Dataset entries on figures
———

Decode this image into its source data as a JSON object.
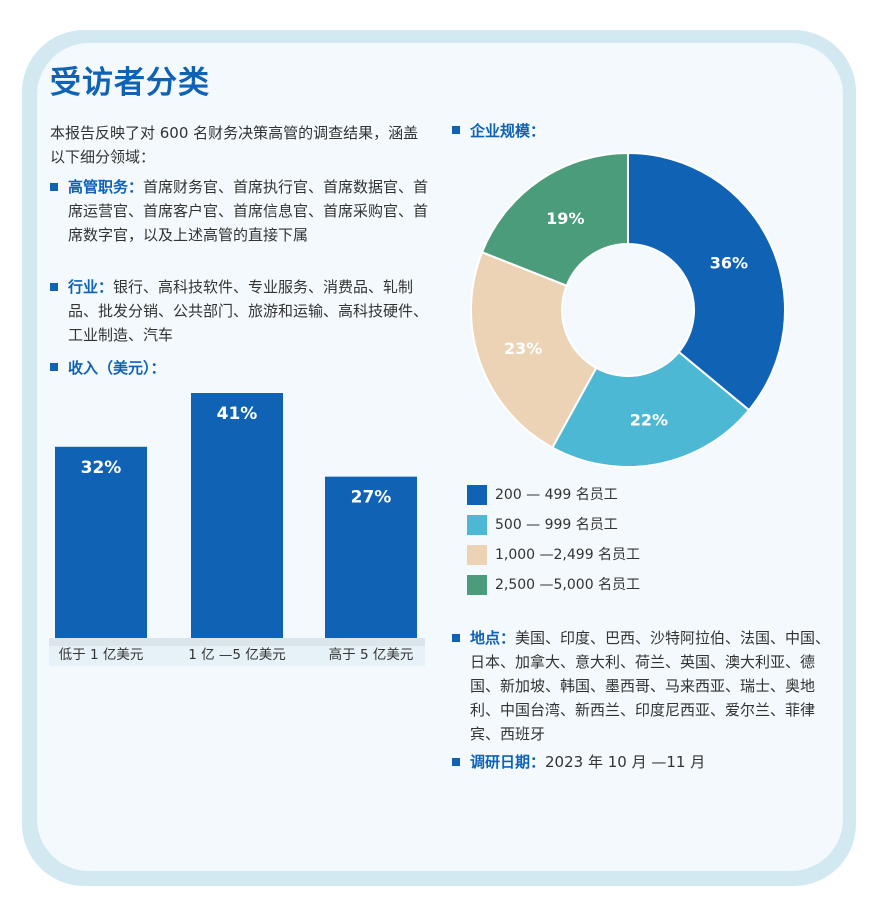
{
  "title": "受访者分类",
  "intro": "本报告反映了对 600 名财务决策高管的调查结果，涵盖以下细分领域：",
  "executives": {
    "label": "高管职务：",
    "text": "首席财务官、首席执行官、首席数据官、首席运营官、首席客户官、首席信息官、首席采购官、首席数字官，以及上述高管的直接下属"
  },
  "industry": {
    "label": "行业：",
    "text": "银行、高科技软件、专业服务、消费品、轧制品、批发分销、公共部门、旅游和运输、高科技硬件、工业制造、汽车"
  },
  "revenue_heading": "收入（美元）：",
  "size_heading": "企业规模：",
  "location": {
    "label": "地点：",
    "text": "美国、印度、巴西、沙特阿拉伯、法国、中国、日本、加拿大、意大利、荷兰、英国、澳大利亚、德国、新加坡、韩国、墨西哥、马来西亚、瑞士、奥地利、中国台湾、新西兰、印度尼西亚、爱尔兰、菲律宾、西班牙"
  },
  "survey_date": {
    "label": "调研日期：",
    "text": "2023 年 10 月 —11 月"
  },
  "chart_data": [
    {
      "type": "bar",
      "categories": [
        "低于 1 亿美元",
        "1 亿 —5 亿美元",
        "高于 5 亿美元"
      ],
      "values": [
        32,
        41,
        27
      ],
      "data_labels": [
        "32%",
        "41%",
        "27%"
      ],
      "ylim": [
        0,
        41
      ],
      "color": "#0f62b4",
      "grid": false
    },
    {
      "type": "pie",
      "donut": true,
      "labels": [
        "200 — 499 名员工",
        "500 — 999 名员工",
        "1,000 —2,499 名员工",
        "2,500 —5,000 名员工"
      ],
      "values": [
        36,
        22,
        23,
        19
      ],
      "data_labels": [
        "36%",
        "22%",
        "23%",
        "19%"
      ],
      "colors": [
        "#0f62b4",
        "#4db8d4",
        "#ecd3b6",
        "#4a9c7b"
      ],
      "legend": "bottom"
    }
  ]
}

———

**Work to complete**. Check each line above for "text" and return the ones that have it.

**Written solution**.
    "text": "首席财务官、首席执行官、首席数据官、首席运营官、首席客户官、首席信息官、首席采购官、首席数字官，以及上述高管的直接下属"
    "text": "银行、高科技软件、专业服务、消费品、轧制品、批发分销、公共部门、旅游和运输、高科技硬件、工业制造、汽车"
    "text": "美国、印度、巴西、沙特阿拉伯、法国、中国、日本、加拿大、意大利、荷兰、英国、澳大利亚、德国、新加坡、韩国、墨西哥、马来西亚、瑞士、奥地利、中国台湾、新西兰、印度尼西亚、爱尔兰、菲律宾、西班牙"
    "text": "2023 年 10 月 —11 月"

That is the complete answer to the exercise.